Stored records:

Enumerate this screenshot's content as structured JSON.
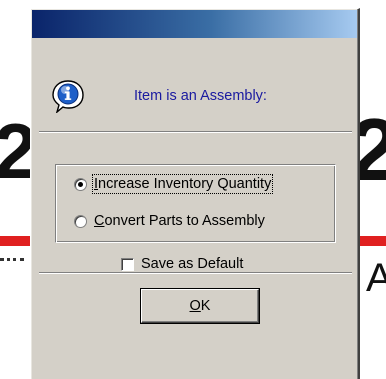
{
  "dialog": {
    "title": "",
    "message": "Item is an Assembly:",
    "options": [
      {
        "prefix": "",
        "accel": "I",
        "rest": "ncrease Inventory Quantity",
        "checked": true
      },
      {
        "prefix": "",
        "accel": "C",
        "rest": "onvert Parts to Assembly",
        "checked": false
      }
    ],
    "save_default": {
      "label": "Save as Default",
      "checked": false
    },
    "ok": {
      "accel": "O",
      "rest": "K"
    }
  },
  "icons": {
    "message_icon": "info-icon",
    "accent": "#1a1aa0",
    "titlebar_start": "#0a246a",
    "titlebar_end": "#a6caf0"
  }
}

SHORT EXERCISE. Leave out the pictures and output every record above precisely as given.

REPLY TO THE EXERCISE.
Enumerate this screenshot's content as structured JSON.
{
  "dialog": {
    "title": "",
    "message": "Item is an Assembly:",
    "options": [
      {
        "prefix": "",
        "accel": "I",
        "rest": "ncrease Inventory Quantity",
        "checked": true
      },
      {
        "prefix": "",
        "accel": "C",
        "rest": "onvert Parts to Assembly",
        "checked": false
      }
    ],
    "save_default": {
      "label": "Save as Default",
      "checked": false
    },
    "ok": {
      "accel": "O",
      "rest": "K"
    }
  },
  "icons": {
    "message_icon": "info-icon",
    "accent": "#1a1aa0",
    "titlebar_start": "#0a246a",
    "titlebar_end": "#a6caf0"
  }
}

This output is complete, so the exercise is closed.